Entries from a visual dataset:
————————

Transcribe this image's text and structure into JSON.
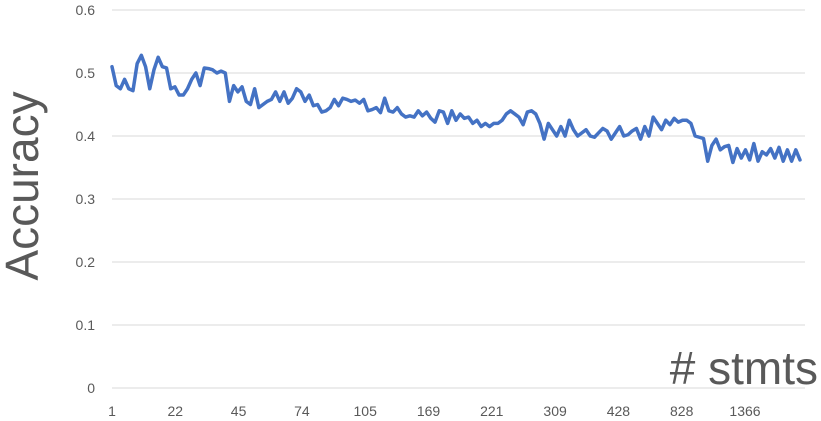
{
  "chart_data": {
    "type": "line",
    "title": "",
    "xlabel": "# stmts",
    "ylabel": "Accuracy",
    "ylim": [
      0,
      0.6
    ],
    "yticks": [
      "0",
      "0.1",
      "0.2",
      "0.3",
      "0.4",
      "0.5",
      "0.6"
    ],
    "xtick_labels": [
      "1",
      "22",
      "45",
      "74",
      "105",
      "169",
      "221",
      "309",
      "428",
      "828",
      "1366"
    ],
    "grid": true,
    "line_color": "#4472C4",
    "grid_color": "#D9D9D9",
    "series": [
      {
        "values": [
          0.51,
          0.48,
          0.475,
          0.49,
          0.475,
          0.472,
          0.515,
          0.528,
          0.51,
          0.475,
          0.505,
          0.525,
          0.51,
          0.508,
          0.475,
          0.478,
          0.465,
          0.465,
          0.475,
          0.49,
          0.5,
          0.48,
          0.508,
          0.507,
          0.505,
          0.5,
          0.503,
          0.5,
          0.455,
          0.48,
          0.47,
          0.478,
          0.455,
          0.45,
          0.475,
          0.445,
          0.45,
          0.455,
          0.458,
          0.47,
          0.455,
          0.47,
          0.452,
          0.46,
          0.475,
          0.47,
          0.455,
          0.465,
          0.448,
          0.45,
          0.438,
          0.44,
          0.445,
          0.458,
          0.448,
          0.46,
          0.458,
          0.455,
          0.457,
          0.452,
          0.458,
          0.44,
          0.442,
          0.445,
          0.437,
          0.46,
          0.44,
          0.438,
          0.445,
          0.435,
          0.43,
          0.432,
          0.43,
          0.44,
          0.432,
          0.438,
          0.428,
          0.422,
          0.44,
          0.438,
          0.42,
          0.44,
          0.425,
          0.435,
          0.428,
          0.43,
          0.42,
          0.425,
          0.415,
          0.42,
          0.415,
          0.42,
          0.42,
          0.425,
          0.435,
          0.44,
          0.435,
          0.43,
          0.418,
          0.438,
          0.44,
          0.435,
          0.42,
          0.395,
          0.42,
          0.41,
          0.4,
          0.415,
          0.4,
          0.425,
          0.41,
          0.4,
          0.405,
          0.41,
          0.4,
          0.398,
          0.405,
          0.412,
          0.408,
          0.395,
          0.405,
          0.415,
          0.4,
          0.402,
          0.408,
          0.412,
          0.395,
          0.415,
          0.4,
          0.43,
          0.42,
          0.41,
          0.425,
          0.418,
          0.428,
          0.422,
          0.425,
          0.425,
          0.42,
          0.4,
          0.398,
          0.396,
          0.36,
          0.385,
          0.395,
          0.378,
          0.383,
          0.385,
          0.358,
          0.38,
          0.365,
          0.378,
          0.362,
          0.388,
          0.36,
          0.375,
          0.37,
          0.38,
          0.365,
          0.382,
          0.36,
          0.378,
          0.36,
          0.378,
          0.362
        ]
      }
    ]
  }
}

————————

§ JOB: Copy out all the records exactly, excluding pictures.

§ TASK ANSWER:
Transcribe this image's text and structure into JSON.
{
  "chart_data": {
    "type": "line",
    "title": "",
    "xlabel": "# stmts",
    "ylabel": "Accuracy",
    "ylim": [
      0,
      0.6
    ],
    "yticks": [
      "0",
      "0.1",
      "0.2",
      "0.3",
      "0.4",
      "0.5",
      "0.6"
    ],
    "xtick_labels": [
      "1",
      "22",
      "45",
      "74",
      "105",
      "169",
      "221",
      "309",
      "428",
      "828",
      "1366"
    ],
    "grid": true,
    "line_color": "#4472C4",
    "grid_color": "#D9D9D9",
    "series": [
      {
        "values": [
          0.51,
          0.48,
          0.475,
          0.49,
          0.475,
          0.472,
          0.515,
          0.528,
          0.51,
          0.475,
          0.505,
          0.525,
          0.51,
          0.508,
          0.475,
          0.478,
          0.465,
          0.465,
          0.475,
          0.49,
          0.5,
          0.48,
          0.508,
          0.507,
          0.505,
          0.5,
          0.503,
          0.5,
          0.455,
          0.48,
          0.47,
          0.478,
          0.455,
          0.45,
          0.475,
          0.445,
          0.45,
          0.455,
          0.458,
          0.47,
          0.455,
          0.47,
          0.452,
          0.46,
          0.475,
          0.47,
          0.455,
          0.465,
          0.448,
          0.45,
          0.438,
          0.44,
          0.445,
          0.458,
          0.448,
          0.46,
          0.458,
          0.455,
          0.457,
          0.452,
          0.458,
          0.44,
          0.442,
          0.445,
          0.437,
          0.46,
          0.44,
          0.438,
          0.445,
          0.435,
          0.43,
          0.432,
          0.43,
          0.44,
          0.432,
          0.438,
          0.428,
          0.422,
          0.44,
          0.438,
          0.42,
          0.44,
          0.425,
          0.435,
          0.428,
          0.43,
          0.42,
          0.425,
          0.415,
          0.42,
          0.415,
          0.42,
          0.42,
          0.425,
          0.435,
          0.44,
          0.435,
          0.43,
          0.418,
          0.438,
          0.44,
          0.435,
          0.42,
          0.395,
          0.42,
          0.41,
          0.4,
          0.415,
          0.4,
          0.425,
          0.41,
          0.4,
          0.405,
          0.41,
          0.4,
          0.398,
          0.405,
          0.412,
          0.408,
          0.395,
          0.405,
          0.415,
          0.4,
          0.402,
          0.408,
          0.412,
          0.395,
          0.415,
          0.4,
          0.43,
          0.42,
          0.41,
          0.425,
          0.418,
          0.428,
          0.422,
          0.425,
          0.425,
          0.42,
          0.4,
          0.398,
          0.396,
          0.36,
          0.385,
          0.395,
          0.378,
          0.383,
          0.385,
          0.358,
          0.38,
          0.365,
          0.378,
          0.362,
          0.388,
          0.36,
          0.375,
          0.37,
          0.38,
          0.365,
          0.382,
          0.36,
          0.378,
          0.36,
          0.378,
          0.362
        ]
      }
    ]
  }
}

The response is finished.